------ INFORMATION SHOWN ------
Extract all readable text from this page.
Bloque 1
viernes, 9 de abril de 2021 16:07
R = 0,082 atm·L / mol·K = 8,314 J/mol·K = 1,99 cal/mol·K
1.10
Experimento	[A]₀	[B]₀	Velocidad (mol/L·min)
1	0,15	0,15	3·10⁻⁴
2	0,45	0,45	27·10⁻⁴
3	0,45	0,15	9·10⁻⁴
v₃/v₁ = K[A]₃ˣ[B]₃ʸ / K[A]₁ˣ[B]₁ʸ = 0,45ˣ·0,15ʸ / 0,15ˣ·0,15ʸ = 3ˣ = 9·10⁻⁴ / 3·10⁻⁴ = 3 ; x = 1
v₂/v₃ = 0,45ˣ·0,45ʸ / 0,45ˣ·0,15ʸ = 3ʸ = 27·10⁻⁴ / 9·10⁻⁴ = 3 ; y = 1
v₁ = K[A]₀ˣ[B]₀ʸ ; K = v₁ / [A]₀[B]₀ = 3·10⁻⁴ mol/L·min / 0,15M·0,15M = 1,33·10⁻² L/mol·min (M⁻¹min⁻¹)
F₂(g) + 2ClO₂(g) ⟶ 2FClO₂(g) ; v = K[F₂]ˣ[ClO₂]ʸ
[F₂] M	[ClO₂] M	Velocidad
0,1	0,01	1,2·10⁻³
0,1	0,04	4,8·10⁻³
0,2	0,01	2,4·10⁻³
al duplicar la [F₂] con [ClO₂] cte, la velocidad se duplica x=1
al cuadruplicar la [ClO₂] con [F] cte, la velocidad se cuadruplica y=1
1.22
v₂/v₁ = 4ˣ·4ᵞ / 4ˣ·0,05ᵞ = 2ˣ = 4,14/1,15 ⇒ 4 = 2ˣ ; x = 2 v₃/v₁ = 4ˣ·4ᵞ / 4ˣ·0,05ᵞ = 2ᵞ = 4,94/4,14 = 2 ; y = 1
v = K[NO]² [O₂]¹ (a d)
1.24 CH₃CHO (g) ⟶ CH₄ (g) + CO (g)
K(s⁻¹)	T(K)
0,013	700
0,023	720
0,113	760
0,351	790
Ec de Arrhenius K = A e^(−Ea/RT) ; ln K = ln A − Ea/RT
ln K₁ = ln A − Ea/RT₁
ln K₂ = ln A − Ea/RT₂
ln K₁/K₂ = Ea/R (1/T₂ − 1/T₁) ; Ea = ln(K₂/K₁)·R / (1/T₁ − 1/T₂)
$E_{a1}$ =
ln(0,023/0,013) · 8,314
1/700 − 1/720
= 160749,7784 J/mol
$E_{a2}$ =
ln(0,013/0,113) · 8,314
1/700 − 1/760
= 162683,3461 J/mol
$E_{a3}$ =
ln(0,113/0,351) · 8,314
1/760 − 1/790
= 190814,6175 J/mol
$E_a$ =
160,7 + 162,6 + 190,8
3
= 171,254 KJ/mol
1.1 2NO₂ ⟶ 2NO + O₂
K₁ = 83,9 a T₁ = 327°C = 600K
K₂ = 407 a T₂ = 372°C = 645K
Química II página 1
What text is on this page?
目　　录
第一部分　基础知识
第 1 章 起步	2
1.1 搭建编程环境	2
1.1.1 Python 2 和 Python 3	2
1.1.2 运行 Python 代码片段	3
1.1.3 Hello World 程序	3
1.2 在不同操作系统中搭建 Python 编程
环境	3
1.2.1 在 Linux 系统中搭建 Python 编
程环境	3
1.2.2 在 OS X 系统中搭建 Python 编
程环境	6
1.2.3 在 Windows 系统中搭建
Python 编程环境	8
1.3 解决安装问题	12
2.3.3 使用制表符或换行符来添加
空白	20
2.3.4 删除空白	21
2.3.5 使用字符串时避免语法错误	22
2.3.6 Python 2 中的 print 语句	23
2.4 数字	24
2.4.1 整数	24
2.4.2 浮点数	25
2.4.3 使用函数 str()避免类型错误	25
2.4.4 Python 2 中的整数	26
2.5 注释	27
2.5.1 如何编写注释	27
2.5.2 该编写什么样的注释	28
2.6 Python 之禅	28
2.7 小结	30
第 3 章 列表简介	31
------
* **GIVEN PROBLEM**: Repeat the line that contains "What text is on this page?", then every line after it until the records end, with nothing added.

* **RESULT FOR THIS TASK**:
What text is on this page?
目　　录
第一部分　基础知识
第 1 章 起步	2
1.1 搭建编程环境	2
1.1.1 Python 2 和 Python 3	2
1.1.2 运行 Python 代码片段	3
1.1.3 Hello World 程序	3
1.2 在不同操作系统中搭建 Python 编程
环境	3
1.2.1 在 Linux 系统中搭建 Python 编
程环境	3
1.2.2 在 OS X 系统中搭建 Python 编
程环境	6
1.2.3 在 Windows 系统中搭建
Python 编程环境	8
1.3 解决安装问题	12
2.3.3 使用制表符或换行符来添加
空白	20
2.3.4 删除空白	21
2.3.5 使用字符串时避免语法错误	22
2.3.6 Python 2 中的 print 语句	23
2.4 数字	24
2.4.1 整数	24
2.4.2 浮点数	25
2.4.3 使用函数 str()避免类型错误	25
2.4.4 Python 2 中的整数	26
2.5 注释	27
2.5.1 如何编写注释	27
2.5.2 该编写什么样的注释	28
2.6 Python 之禅	28
2.7 小结	30
第 3 章 列表简介	31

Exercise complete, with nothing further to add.